Repeat the material below exactly, with no pictures.

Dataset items
▬▬▬▬▬▬▬▬▬▬

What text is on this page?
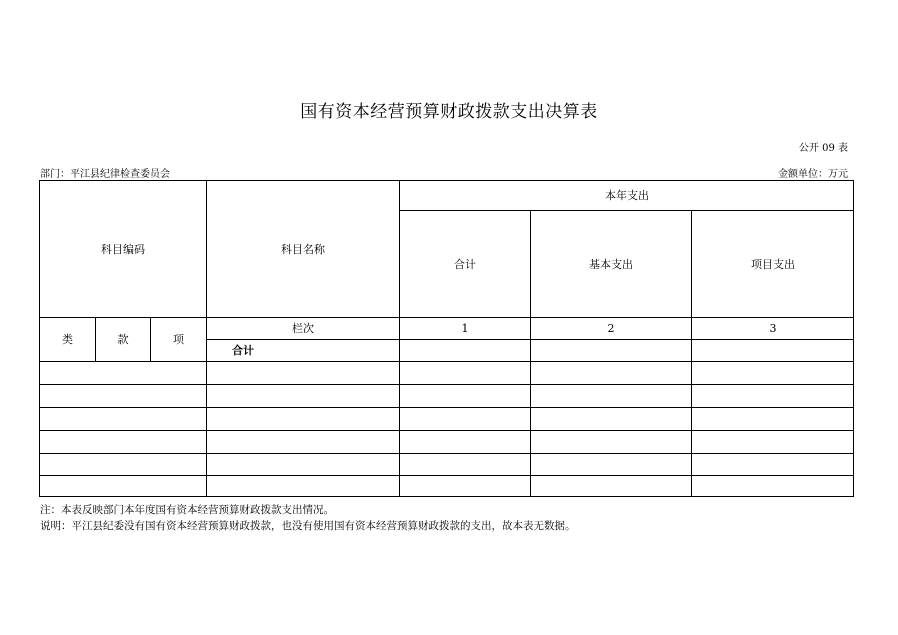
国有资本经营预算财政拨款支出决算表
公开 09 表
部门：平江县纪律检查委员会	金额单位：万元
科目编码	科目名称
本年支出
合计	基本支出	项目支出
类	款	项
栏次	1	2	3
合计
注：本表反映部门本年度国有资本经营预算财政拨款支出情况。
说明：平江县纪委没有国有资本经营预算财政拨款，也没有使用国有资本经营预算财政拨款的支出，故本表无数据。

▬▬▬▬▬▬▬▬▬▬

# [Solution to this problem]
What text is on this page?
国有资本经营预算财政拨款支出决算表
公开 09 表
部门：平江县纪律检查委员会	金额单位：万元
科目编码	科目名称
本年支出
合计	基本支出	项目支出
类	款	项
栏次	1	2	3
合计
注：本表反映部门本年度国有资本经营预算财政拨款支出情况。
说明：平江县纪委没有国有资本经营预算财政拨款，也没有使用国有资本经营预算财政拨款的支出，故本表无数据。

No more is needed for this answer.